▸ **CHALLENGE**: Work out how many lines in the entries contain the string "name", and give nothing but that number.

▸ **DATASET RECORDS**:
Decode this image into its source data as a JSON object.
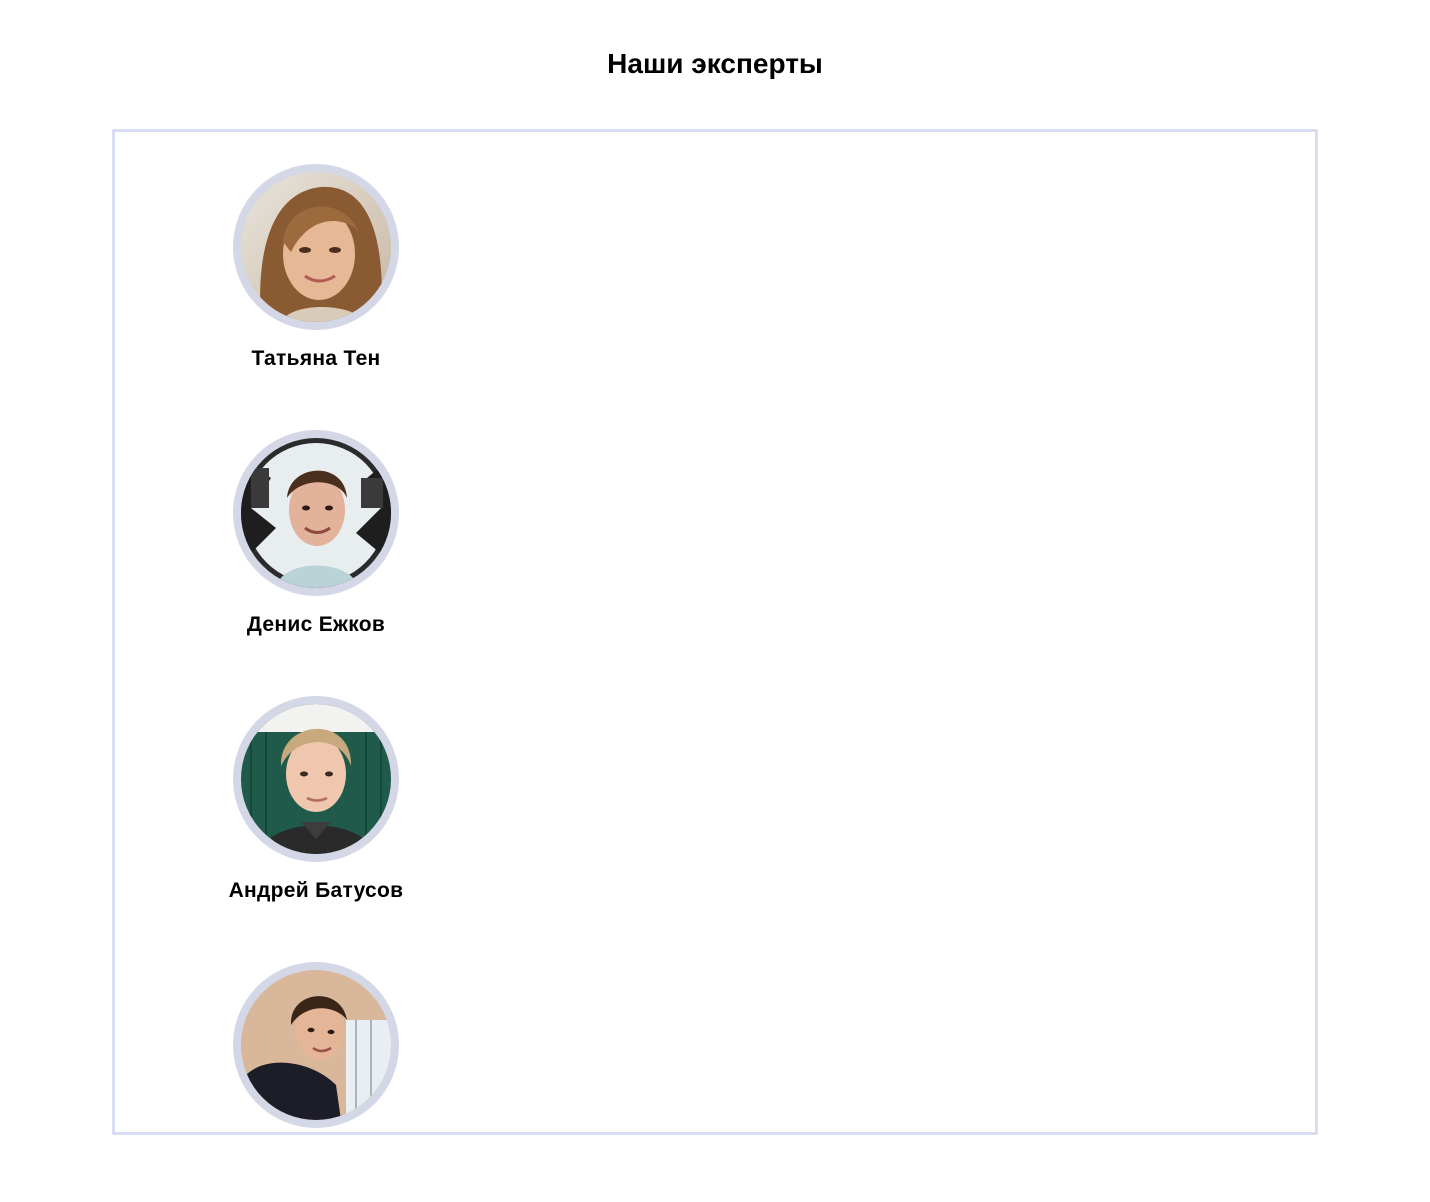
{
  "header": {
    "title": "Наши эксперты"
  },
  "experts": [
    {
      "name": "Татьяна Тен",
      "avatar": "female-portrait-photo"
    },
    {
      "name": "Денис Ежков",
      "avatar": "male-portrait-photo"
    },
    {
      "name": "Андрей Батусов",
      "avatar": "male-portrait-photo"
    },
    {
      "name": "",
      "avatar": "male-portrait-photo"
    }
  ],
  "colors": {
    "box_border": "#d9ddf3",
    "avatar_ring": "#d3d7e6",
    "text": "#000000"
  }
}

▸ **RESULT OF THE TASK**: 4